**Provided data**
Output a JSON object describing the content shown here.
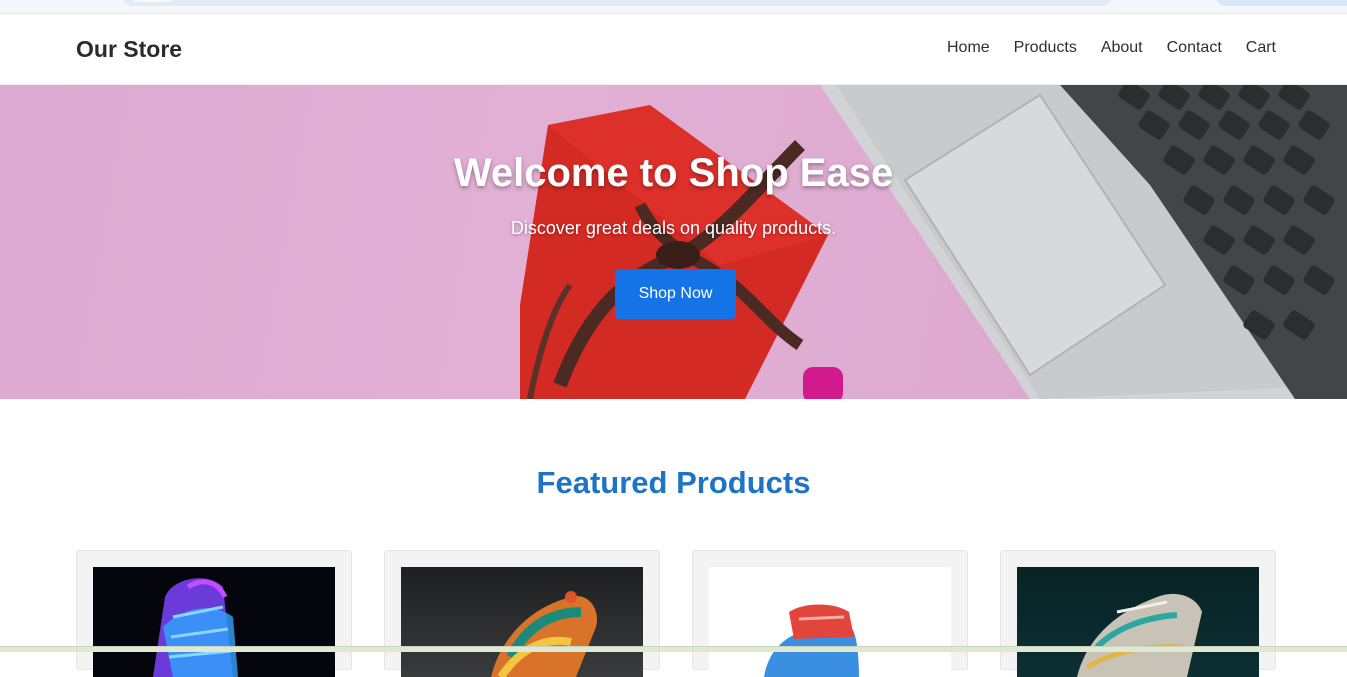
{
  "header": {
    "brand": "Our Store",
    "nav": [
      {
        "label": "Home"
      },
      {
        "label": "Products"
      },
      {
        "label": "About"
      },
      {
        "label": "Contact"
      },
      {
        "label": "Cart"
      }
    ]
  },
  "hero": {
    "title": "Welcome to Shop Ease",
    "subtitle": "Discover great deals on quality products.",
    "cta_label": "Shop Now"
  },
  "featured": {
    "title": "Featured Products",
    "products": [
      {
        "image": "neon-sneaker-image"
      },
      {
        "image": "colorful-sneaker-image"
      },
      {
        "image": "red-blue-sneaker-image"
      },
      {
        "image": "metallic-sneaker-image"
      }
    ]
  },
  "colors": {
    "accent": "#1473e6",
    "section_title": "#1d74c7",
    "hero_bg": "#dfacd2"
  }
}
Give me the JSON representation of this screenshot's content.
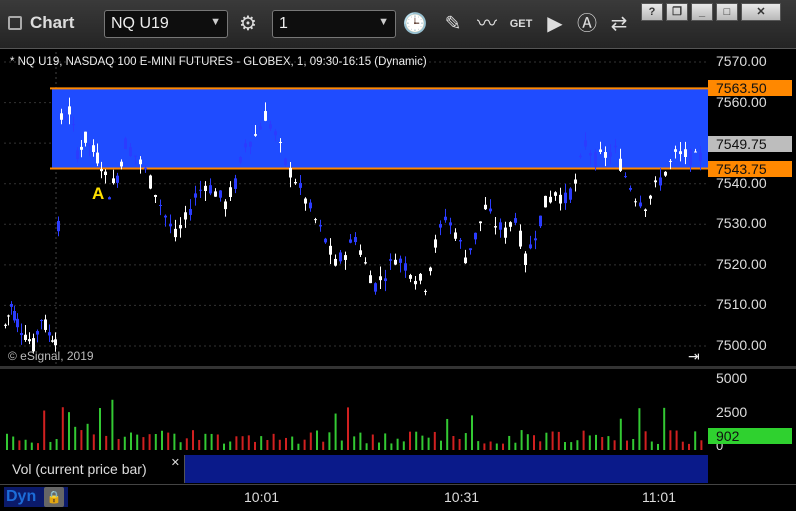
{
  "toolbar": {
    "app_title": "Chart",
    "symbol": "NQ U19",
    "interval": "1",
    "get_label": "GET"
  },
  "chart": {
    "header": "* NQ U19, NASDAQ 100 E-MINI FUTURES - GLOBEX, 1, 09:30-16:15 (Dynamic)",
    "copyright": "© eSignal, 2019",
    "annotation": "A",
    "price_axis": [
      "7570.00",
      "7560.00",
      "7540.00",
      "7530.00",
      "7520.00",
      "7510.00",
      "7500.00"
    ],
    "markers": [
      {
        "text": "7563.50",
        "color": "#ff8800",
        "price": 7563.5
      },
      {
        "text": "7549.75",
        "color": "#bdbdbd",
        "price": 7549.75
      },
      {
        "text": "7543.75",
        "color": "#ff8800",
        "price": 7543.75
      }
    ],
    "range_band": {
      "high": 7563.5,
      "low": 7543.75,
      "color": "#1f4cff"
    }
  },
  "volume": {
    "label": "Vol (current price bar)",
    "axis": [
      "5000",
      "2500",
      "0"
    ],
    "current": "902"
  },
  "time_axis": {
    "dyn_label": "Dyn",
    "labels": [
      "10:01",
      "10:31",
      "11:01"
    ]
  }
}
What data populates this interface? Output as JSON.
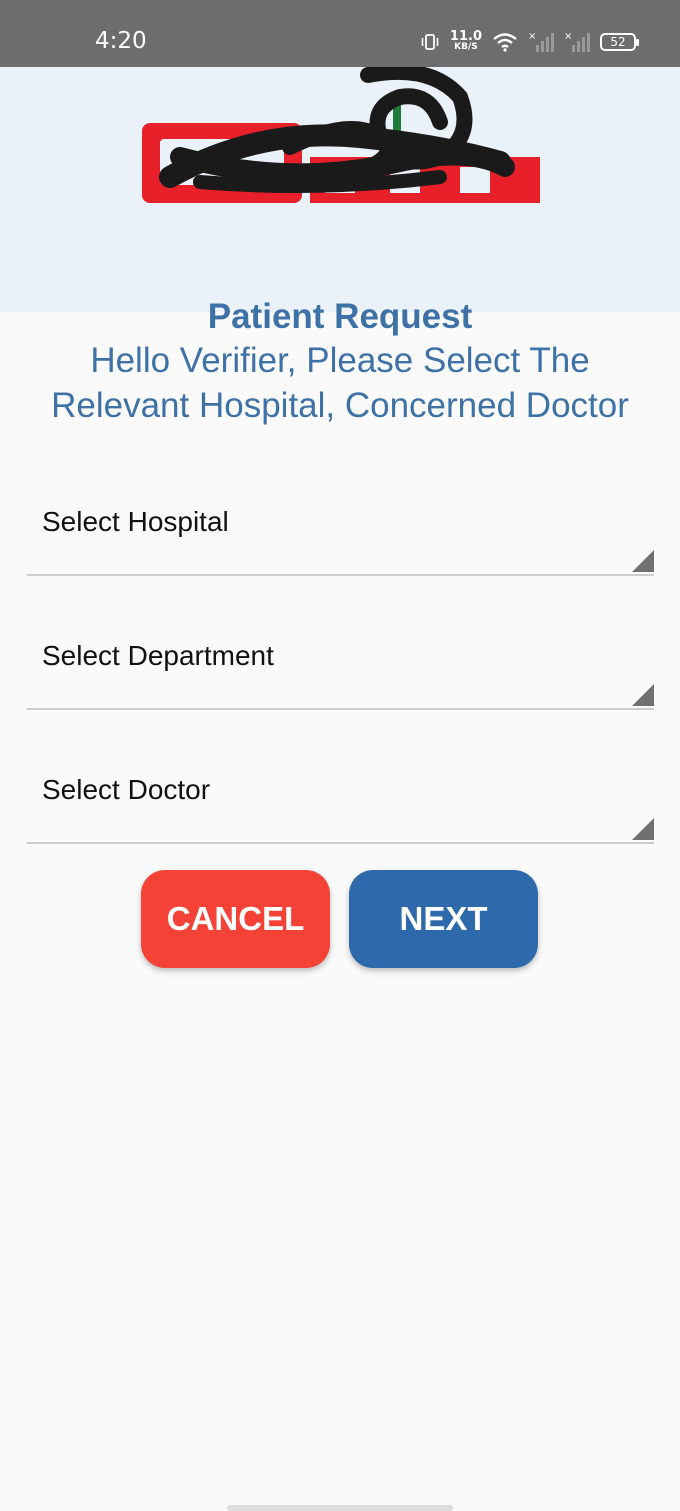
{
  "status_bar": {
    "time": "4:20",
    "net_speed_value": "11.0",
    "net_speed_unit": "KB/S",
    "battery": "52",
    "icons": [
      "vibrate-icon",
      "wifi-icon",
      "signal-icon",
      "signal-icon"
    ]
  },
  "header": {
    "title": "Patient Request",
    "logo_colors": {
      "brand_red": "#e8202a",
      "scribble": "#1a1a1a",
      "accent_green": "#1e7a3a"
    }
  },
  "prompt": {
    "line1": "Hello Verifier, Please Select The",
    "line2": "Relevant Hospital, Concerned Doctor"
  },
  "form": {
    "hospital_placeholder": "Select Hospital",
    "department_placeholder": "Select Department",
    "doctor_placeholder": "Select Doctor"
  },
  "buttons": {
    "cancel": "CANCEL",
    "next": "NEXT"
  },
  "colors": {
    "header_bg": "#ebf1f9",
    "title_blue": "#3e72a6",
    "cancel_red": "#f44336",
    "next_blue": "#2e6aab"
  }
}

**Exercise**
Make an exact copy of the whole listing, but don't bring over any pictures.

**Expected answer**
Output a JSON object describing the content shown here.
{
  "header": {
    "brand": "Our Store",
    "nav": [
      {
        "label": "Home"
      },
      {
        "label": "Products"
      },
      {
        "label": "About"
      },
      {
        "label": "Contact"
      },
      {
        "label": "Cart"
      }
    ]
  },
  "hero": {
    "title": "Welcome to Shop Ease",
    "subtitle": "Discover great deals on quality products.",
    "cta_label": "Shop Now"
  },
  "featured": {
    "title": "Featured Products",
    "products": [
      {
        "image": "neon-sneaker-image"
      },
      {
        "image": "colorful-sneaker-image"
      },
      {
        "image": "red-blue-sneaker-image"
      },
      {
        "image": "metallic-sneaker-image"
      }
    ]
  },
  "colors": {
    "accent": "#1473e6",
    "section_title": "#1d74c7",
    "hero_bg": "#dfacd2"
  }
}
Give me the JSON representation of this screenshot's content.
{
  "toolbar": {
    "app_title": "Chart",
    "symbol": "NQ U19",
    "interval": "1",
    "get_label": "GET"
  },
  "chart": {
    "header": "* NQ U19, NASDAQ 100 E-MINI FUTURES - GLOBEX, 1, 09:30-16:15 (Dynamic)",
    "copyright": "© eSignal, 2019",
    "annotation": "A",
    "price_axis": [
      "7570.00",
      "7560.00",
      "7540.00",
      "7530.00",
      "7520.00",
      "7510.00",
      "7500.00"
    ],
    "markers": [
      {
        "text": "7563.50",
        "color": "#ff8800",
        "price": 7563.5
      },
      {
        "text": "7549.75",
        "color": "#bdbdbd",
        "price": 7549.75
      },
      {
        "text": "7543.75",
        "color": "#ff8800",
        "price": 7543.75
      }
    ],
    "range_band": {
      "high": 7563.5,
      "low": 7543.75,
      "color": "#1f4cff"
    }
  },
  "volume": {
    "label": "Vol (current price bar)",
    "axis": [
      "5000",
      "2500",
      "0"
    ],
    "current": "902"
  },
  "time_axis": {
    "dyn_label": "Dyn",
    "labels": [
      "10:01",
      "10:31",
      "11:01"
    ]
  }
}
What data populates this interface? Output as JSON.
{
  "status_bar": {
    "time": "4:20",
    "net_speed_value": "11.0",
    "net_speed_unit": "KB/S",
    "battery": "52",
    "icons": [
      "vibrate-icon",
      "wifi-icon",
      "signal-icon",
      "signal-icon"
    ]
  },
  "header": {
    "title": "Patient Request",
    "logo_colors": {
      "brand_red": "#e8202a",
      "scribble": "#1a1a1a",
      "accent_green": "#1e7a3a"
    }
  },
  "prompt": {
    "line1": "Hello Verifier, Please Select The",
    "line2": "Relevant Hospital, Concerned Doctor"
  },
  "form": {
    "hospital_placeholder": "Select Hospital",
    "department_placeholder": "Select Department",
    "doctor_placeholder": "Select Doctor"
  },
  "buttons": {
    "cancel": "CANCEL",
    "next": "NEXT"
  },
  "colors": {
    "header_bg": "#ebf1f9",
    "title_blue": "#3e72a6",
    "cancel_red": "#f44336",
    "next_blue": "#2e6aab"
  }
}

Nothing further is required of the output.